## Exercise prompt
Without the images, print all the entries below exactly as given.

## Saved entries

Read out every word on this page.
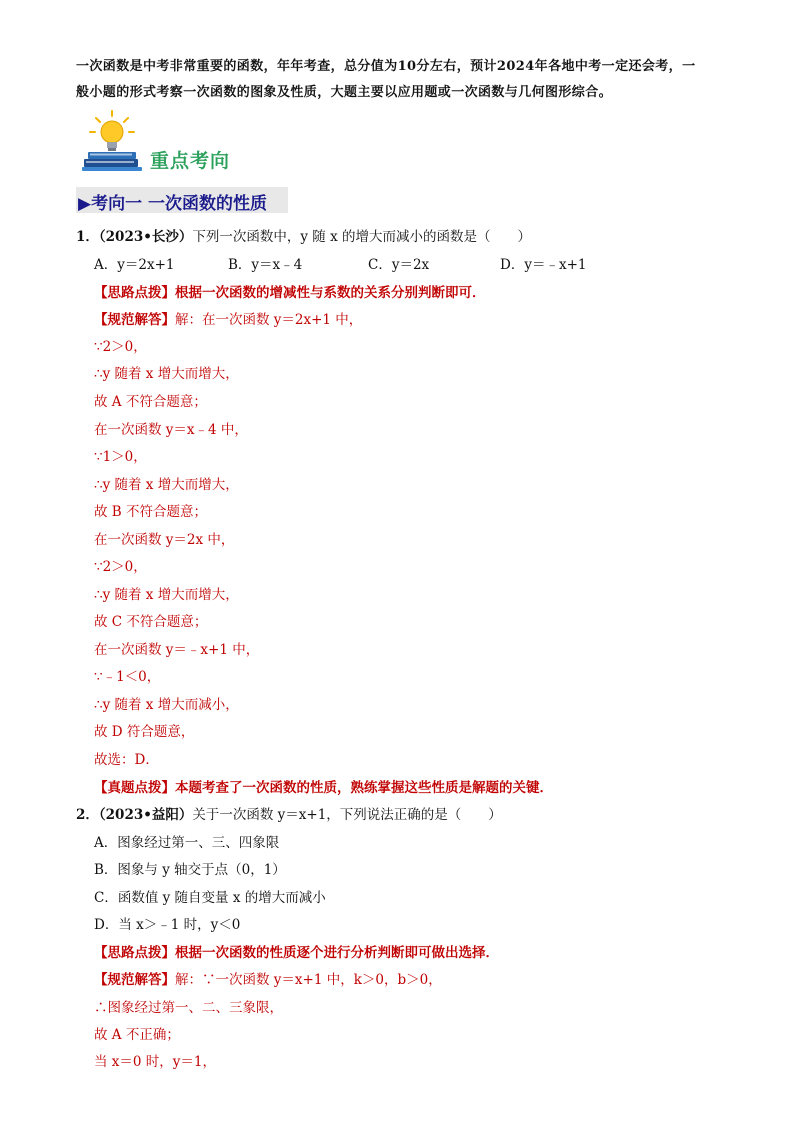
一次函数是中考非常重要的函数，年年考查，总分值为10分左右，预计2024年各地中考一定还会考，一
般小题的形式考察一次函数的图象及性质，大题主要以应用题或一次函数与几何图形综合。
重点考向
▶考向一 一次函数的性质
1．（2023•长沙）下列一次函数中，y 随 x 的增大而减小的函数是（　　）
A．y＝2x+1	B．y＝x﹣4	C．y＝2x	D．y＝﹣x+1
【思路点拨】根据一次函数的增减性与系数的关系分别判断即可．
【规范解答】解：在一次函数 y＝2x+1 中，
∵2＞0，
∴y 随着 x 增大而增大，
故 A 不符合题意；
在一次函数 y＝x﹣4 中，
∵1＞0，
∴y 随着 x 增大而增大，
故 B 不符合题意；
在一次函数 y＝2x 中，
∵2＞0，
∴y 随着 x 增大而增大，
故 C 不符合题意；
在一次函数 y＝﹣x+1 中，
∵﹣1＜0，
∴y 随着 x 增大而减小，
故 D 符合题意，
故选：D．
【真题点拨】本题考查了一次函数的性质，熟练掌握这些性质是解题的关键．
2．（2023•益阳）关于一次函数 y＝x+1，下列说法正确的是（　　）
A．图象经过第一、三、四象限
B．图象与 y 轴交于点（0，1）
C．函数值 y 随自变量 x 的增大而减小
D．当 x＞﹣1 时，y＜0
【思路点拨】根据一次函数的性质逐个进行分析判断即可做出选择．
【规范解答】解：∵一次函数 y＝x+1 中，k＞0，b＞0，
∴图象经过第一、二、三象限，
故 A 不正确；
当 x＝0 时，y＝1，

## Reply to the exercise
Read out every word on this page.
一次函数是中考非常重要的函数，年年考查，总分值为10分左右，预计2024年各地中考一定还会考，一
般小题的形式考察一次函数的图象及性质，大题主要以应用题或一次函数与几何图形综合。
重点考向
▶考向一 一次函数的性质
1．（2023•长沙）下列一次函数中，y 随 x 的增大而减小的函数是（　　）
A．y＝2x+1	B．y＝x﹣4	C．y＝2x	D．y＝﹣x+1
【思路点拨】根据一次函数的增减性与系数的关系分别判断即可．
【规范解答】解：在一次函数 y＝2x+1 中，
∵2＞0，
∴y 随着 x 增大而增大，
故 A 不符合题意；
在一次函数 y＝x﹣4 中，
∵1＞0，
∴y 随着 x 增大而增大，
故 B 不符合题意；
在一次函数 y＝2x 中，
∵2＞0，
∴y 随着 x 增大而增大，
故 C 不符合题意；
在一次函数 y＝﹣x+1 中，
∵﹣1＜0，
∴y 随着 x 增大而减小，
故 D 符合题意，
故选：D．
【真题点拨】本题考查了一次函数的性质，熟练掌握这些性质是解题的关键．
2．（2023•益阳）关于一次函数 y＝x+1，下列说法正确的是（　　）
A．图象经过第一、三、四象限
B．图象与 y 轴交于点（0，1）
C．函数值 y 随自变量 x 的增大而减小
D．当 x＞﹣1 时，y＜0
【思路点拨】根据一次函数的性质逐个进行分析判断即可做出选择．
【规范解答】解：∵一次函数 y＝x+1 中，k＞0，b＞0，
∴图象经过第一、二、三象限，
故 A 不正确；
当 x＝0 时，y＝1，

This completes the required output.